* start *
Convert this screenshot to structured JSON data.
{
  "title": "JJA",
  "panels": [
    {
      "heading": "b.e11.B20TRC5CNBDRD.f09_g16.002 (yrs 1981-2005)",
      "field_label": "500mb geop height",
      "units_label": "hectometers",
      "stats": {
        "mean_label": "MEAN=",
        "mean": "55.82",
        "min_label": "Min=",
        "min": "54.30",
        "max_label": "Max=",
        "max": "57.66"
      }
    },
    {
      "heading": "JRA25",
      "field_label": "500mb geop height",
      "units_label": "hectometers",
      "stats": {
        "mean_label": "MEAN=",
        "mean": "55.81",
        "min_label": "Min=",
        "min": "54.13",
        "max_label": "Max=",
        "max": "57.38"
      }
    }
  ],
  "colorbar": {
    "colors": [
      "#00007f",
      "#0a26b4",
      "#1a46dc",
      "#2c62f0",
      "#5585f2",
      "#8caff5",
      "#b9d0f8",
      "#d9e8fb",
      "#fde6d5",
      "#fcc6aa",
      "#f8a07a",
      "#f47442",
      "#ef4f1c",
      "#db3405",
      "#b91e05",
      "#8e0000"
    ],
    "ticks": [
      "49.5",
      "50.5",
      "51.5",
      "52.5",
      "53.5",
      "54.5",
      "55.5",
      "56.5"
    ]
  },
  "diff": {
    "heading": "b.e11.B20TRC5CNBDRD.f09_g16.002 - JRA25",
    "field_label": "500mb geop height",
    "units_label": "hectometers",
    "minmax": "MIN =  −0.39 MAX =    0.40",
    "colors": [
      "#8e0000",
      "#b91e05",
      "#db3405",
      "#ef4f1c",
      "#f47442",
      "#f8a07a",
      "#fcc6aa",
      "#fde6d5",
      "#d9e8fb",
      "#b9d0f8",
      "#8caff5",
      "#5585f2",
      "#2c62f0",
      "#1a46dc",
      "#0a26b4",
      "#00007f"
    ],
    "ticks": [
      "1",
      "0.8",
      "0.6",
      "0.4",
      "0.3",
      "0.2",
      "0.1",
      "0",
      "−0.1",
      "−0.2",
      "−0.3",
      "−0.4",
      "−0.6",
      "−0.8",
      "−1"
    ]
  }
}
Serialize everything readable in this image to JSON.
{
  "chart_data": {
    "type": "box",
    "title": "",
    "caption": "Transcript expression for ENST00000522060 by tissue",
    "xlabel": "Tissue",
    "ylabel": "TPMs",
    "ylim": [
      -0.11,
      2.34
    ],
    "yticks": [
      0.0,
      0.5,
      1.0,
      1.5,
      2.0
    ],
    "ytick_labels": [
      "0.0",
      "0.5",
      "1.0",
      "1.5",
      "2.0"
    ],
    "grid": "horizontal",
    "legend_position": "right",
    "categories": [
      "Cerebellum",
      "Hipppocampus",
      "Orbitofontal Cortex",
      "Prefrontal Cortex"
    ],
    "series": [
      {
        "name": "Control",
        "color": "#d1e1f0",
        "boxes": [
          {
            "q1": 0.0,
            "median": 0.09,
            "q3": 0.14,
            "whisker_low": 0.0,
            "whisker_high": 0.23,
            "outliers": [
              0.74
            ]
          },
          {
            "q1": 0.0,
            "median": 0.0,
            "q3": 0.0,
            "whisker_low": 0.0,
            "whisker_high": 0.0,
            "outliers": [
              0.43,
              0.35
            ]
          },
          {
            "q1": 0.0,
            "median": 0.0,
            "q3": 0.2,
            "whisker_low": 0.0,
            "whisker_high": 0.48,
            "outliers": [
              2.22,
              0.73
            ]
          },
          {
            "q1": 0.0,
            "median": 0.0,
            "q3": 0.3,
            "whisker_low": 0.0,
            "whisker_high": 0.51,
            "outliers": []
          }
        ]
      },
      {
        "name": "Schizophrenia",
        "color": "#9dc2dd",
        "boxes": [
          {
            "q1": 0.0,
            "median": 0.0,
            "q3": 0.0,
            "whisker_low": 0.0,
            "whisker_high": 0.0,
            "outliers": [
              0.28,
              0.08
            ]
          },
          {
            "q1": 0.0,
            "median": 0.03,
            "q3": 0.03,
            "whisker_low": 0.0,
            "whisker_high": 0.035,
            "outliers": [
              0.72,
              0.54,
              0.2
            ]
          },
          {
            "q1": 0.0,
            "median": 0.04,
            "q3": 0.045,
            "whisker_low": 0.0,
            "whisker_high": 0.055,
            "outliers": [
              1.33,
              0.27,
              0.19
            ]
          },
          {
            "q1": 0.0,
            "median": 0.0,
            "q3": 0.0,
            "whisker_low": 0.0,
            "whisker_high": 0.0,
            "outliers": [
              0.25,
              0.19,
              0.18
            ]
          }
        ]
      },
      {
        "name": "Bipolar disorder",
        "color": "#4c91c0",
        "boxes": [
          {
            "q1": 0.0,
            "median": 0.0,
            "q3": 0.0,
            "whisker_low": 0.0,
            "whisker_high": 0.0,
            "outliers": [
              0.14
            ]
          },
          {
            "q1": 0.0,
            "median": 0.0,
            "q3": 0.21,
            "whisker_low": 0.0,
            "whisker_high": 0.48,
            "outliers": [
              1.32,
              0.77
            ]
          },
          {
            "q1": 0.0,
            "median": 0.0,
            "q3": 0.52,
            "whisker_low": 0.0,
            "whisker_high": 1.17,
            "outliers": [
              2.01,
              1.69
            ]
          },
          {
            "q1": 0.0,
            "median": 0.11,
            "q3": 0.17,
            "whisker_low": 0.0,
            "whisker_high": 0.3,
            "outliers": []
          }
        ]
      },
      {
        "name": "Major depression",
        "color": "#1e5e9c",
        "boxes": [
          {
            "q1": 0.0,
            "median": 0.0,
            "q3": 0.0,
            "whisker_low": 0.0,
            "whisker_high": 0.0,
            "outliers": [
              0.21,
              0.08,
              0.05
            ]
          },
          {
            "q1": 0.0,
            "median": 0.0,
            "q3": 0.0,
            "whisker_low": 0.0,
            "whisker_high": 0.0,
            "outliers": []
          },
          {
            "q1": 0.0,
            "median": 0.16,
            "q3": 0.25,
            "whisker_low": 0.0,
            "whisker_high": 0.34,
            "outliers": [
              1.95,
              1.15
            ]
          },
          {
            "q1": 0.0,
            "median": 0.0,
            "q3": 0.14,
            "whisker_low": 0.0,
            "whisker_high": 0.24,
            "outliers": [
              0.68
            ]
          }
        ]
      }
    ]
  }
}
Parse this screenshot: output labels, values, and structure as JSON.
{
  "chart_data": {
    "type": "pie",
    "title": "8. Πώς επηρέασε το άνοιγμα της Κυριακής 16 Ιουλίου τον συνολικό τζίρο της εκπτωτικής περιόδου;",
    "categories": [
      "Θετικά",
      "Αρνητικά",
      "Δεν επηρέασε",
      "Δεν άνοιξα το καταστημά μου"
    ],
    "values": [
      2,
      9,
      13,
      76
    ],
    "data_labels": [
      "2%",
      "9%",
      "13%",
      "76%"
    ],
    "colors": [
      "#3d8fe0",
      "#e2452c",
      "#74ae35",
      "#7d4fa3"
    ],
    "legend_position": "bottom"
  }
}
* end *
Task directions → Please quote the records above exactly, without skipping a line.

Exercise answer →
Convert this screenshot to structured JSON data.
{
  "title": "JJA",
  "panels": [
    {
      "heading": "b.e11.B20TRC5CNBDRD.f09_g16.002 (yrs 1981-2005)",
      "field_label": "500mb geop height",
      "units_label": "hectometers",
      "stats": {
        "mean_label": "MEAN=",
        "mean": "55.82",
        "min_label": "Min=",
        "min": "54.30",
        "max_label": "Max=",
        "max": "57.66"
      }
    },
    {
      "heading": "JRA25",
      "field_label": "500mb geop height",
      "units_label": "hectometers",
      "stats": {
        "mean_label": "MEAN=",
        "mean": "55.81",
        "min_label": "Min=",
        "min": "54.13",
        "max_label": "Max=",
        "max": "57.38"
      }
    }
  ],
  "colorbar": {
    "colors": [
      "#00007f",
      "#0a26b4",
      "#1a46dc",
      "#2c62f0",
      "#5585f2",
      "#8caff5",
      "#b9d0f8",
      "#d9e8fb",
      "#fde6d5",
      "#fcc6aa",
      "#f8a07a",
      "#f47442",
      "#ef4f1c",
      "#db3405",
      "#b91e05",
      "#8e0000"
    ],
    "ticks": [
      "49.5",
      "50.5",
      "51.5",
      "52.5",
      "53.5",
      "54.5",
      "55.5",
      "56.5"
    ]
  },
  "diff": {
    "heading": "b.e11.B20TRC5CNBDRD.f09_g16.002 - JRA25",
    "field_label": "500mb geop height",
    "units_label": "hectometers",
    "minmax": "MIN =  −0.39 MAX =    0.40",
    "colors": [
      "#8e0000",
      "#b91e05",
      "#db3405",
      "#ef4f1c",
      "#f47442",
      "#f8a07a",
      "#fcc6aa",
      "#fde6d5",
      "#d9e8fb",
      "#b9d0f8",
      "#8caff5",
      "#5585f2",
      "#2c62f0",
      "#1a46dc",
      "#0a26b4",
      "#00007f"
    ],
    "ticks": [
      "1",
      "0.8",
      "0.6",
      "0.4",
      "0.3",
      "0.2",
      "0.1",
      "0",
      "−0.1",
      "−0.2",
      "−0.3",
      "−0.4",
      "−0.6",
      "−0.8",
      "−1"
    ]
  }
}
Serialize everything readable in this image to JSON.
{
  "chart_data": {
    "type": "box",
    "title": "",
    "caption": "Transcript expression for ENST00000522060 by tissue",
    "xlabel": "Tissue",
    "ylabel": "TPMs",
    "ylim": [
      -0.11,
      2.34
    ],
    "yticks": [
      0.0,
      0.5,
      1.0,
      1.5,
      2.0
    ],
    "ytick_labels": [
      "0.0",
      "0.5",
      "1.0",
      "1.5",
      "2.0"
    ],
    "grid": "horizontal",
    "legend_position": "right",
    "categories": [
      "Cerebellum",
      "Hipppocampus",
      "Orbitofontal Cortex",
      "Prefrontal Cortex"
    ],
    "series": [
      {
        "name": "Control",
        "color": "#d1e1f0",
        "boxes": [
          {
            "q1": 0.0,
            "median": 0.09,
            "q3": 0.14,
            "whisker_low": 0.0,
            "whisker_high": 0.23,
            "outliers": [
              0.74
            ]
          },
          {
            "q1": 0.0,
            "median": 0.0,
            "q3": 0.0,
            "whisker_low": 0.0,
            "whisker_high": 0.0,
            "outliers": [
              0.43,
              0.35
            ]
          },
          {
            "q1": 0.0,
            "median": 0.0,
            "q3": 0.2,
            "whisker_low": 0.0,
            "whisker_high": 0.48,
            "outliers": [
              2.22,
              0.73
            ]
          },
          {
            "q1": 0.0,
            "median": 0.0,
            "q3": 0.3,
            "whisker_low": 0.0,
            "whisker_high": 0.51,
            "outliers": []
          }
        ]
      },
      {
        "name": "Schizophrenia",
        "color": "#9dc2dd",
        "boxes": [
          {
            "q1": 0.0,
            "median": 0.0,
            "q3": 0.0,
            "whisker_low": 0.0,
            "whisker_high": 0.0,
            "outliers": [
              0.28,
              0.08
            ]
          },
          {
            "q1": 0.0,
            "median": 0.03,
            "q3": 0.03,
            "whisker_low": 0.0,
            "whisker_high": 0.035,
            "outliers": [
              0.72,
              0.54,
              0.2
            ]
          },
          {
            "q1": 0.0,
            "median": 0.04,
            "q3": 0.045,
            "whisker_low": 0.0,
            "whisker_high": 0.055,
            "outliers": [
              1.33,
              0.27,
              0.19
            ]
          },
          {
            "q1": 0.0,
            "median": 0.0,
            "q3": 0.0,
            "whisker_low": 0.0,
            "whisker_high": 0.0,
            "outliers": [
              0.25,
              0.19,
              0.18
            ]
          }
        ]
      },
      {
        "name": "Bipolar disorder",
        "color": "#4c91c0",
        "boxes": [
          {
            "q1": 0.0,
            "median": 0.0,
            "q3": 0.0,
            "whisker_low": 0.0,
            "whisker_high": 0.0,
            "outliers": [
              0.14
            ]
          },
          {
            "q1": 0.0,
            "median": 0.0,
            "q3": 0.21,
            "whisker_low": 0.0,
            "whisker_high": 0.48,
            "outliers": [
              1.32,
              0.77
            ]
          },
          {
            "q1": 0.0,
            "median": 0.0,
            "q3": 0.52,
            "whisker_low": 0.0,
            "whisker_high": 1.17,
            "outliers": [
              2.01,
              1.69
            ]
          },
          {
            "q1": 0.0,
            "median": 0.11,
            "q3": 0.17,
            "whisker_low": 0.0,
            "whisker_high": 0.3,
            "outliers": []
          }
        ]
      },
      {
        "name": "Major depression",
        "color": "#1e5e9c",
        "boxes": [
          {
            "q1": 0.0,
            "median": 0.0,
            "q3": 0.0,
            "whisker_low": 0.0,
            "whisker_high": 0.0,
            "outliers": [
              0.21,
              0.08,
              0.05
            ]
          },
          {
            "q1": 0.0,
            "median": 0.0,
            "q3": 0.0,
            "whisker_low": 0.0,
            "whisker_high": 0.0,
            "outliers": []
          },
          {
            "q1": 0.0,
            "median": 0.16,
            "q3": 0.25,
            "whisker_low": 0.0,
            "whisker_high": 0.34,
            "outliers": [
              1.95,
              1.15
            ]
          },
          {
            "q1": 0.0,
            "median": 0.0,
            "q3": 0.14,
            "whisker_low": 0.0,
            "whisker_high": 0.24,
            "outliers": [
              0.68
            ]
          }
        ]
      }
    ]
  }
}
Parse this screenshot: output labels, values, and structure as JSON.
{
  "chart_data": {
    "type": "pie",
    "title": "8. Πώς επηρέασε το άνοιγμα της Κυριακής 16 Ιουλίου τον συνολικό τζίρο της εκπτωτικής περιόδου;",
    "categories": [
      "Θετικά",
      "Αρνητικά",
      "Δεν επηρέασε",
      "Δεν άνοιξα το καταστημά μου"
    ],
    "values": [
      2,
      9,
      13,
      76
    ],
    "data_labels": [
      "2%",
      "9%",
      "13%",
      "76%"
    ],
    "colors": [
      "#3d8fe0",
      "#e2452c",
      "#74ae35",
      "#7d4fa3"
    ],
    "legend_position": "bottom"
  }
}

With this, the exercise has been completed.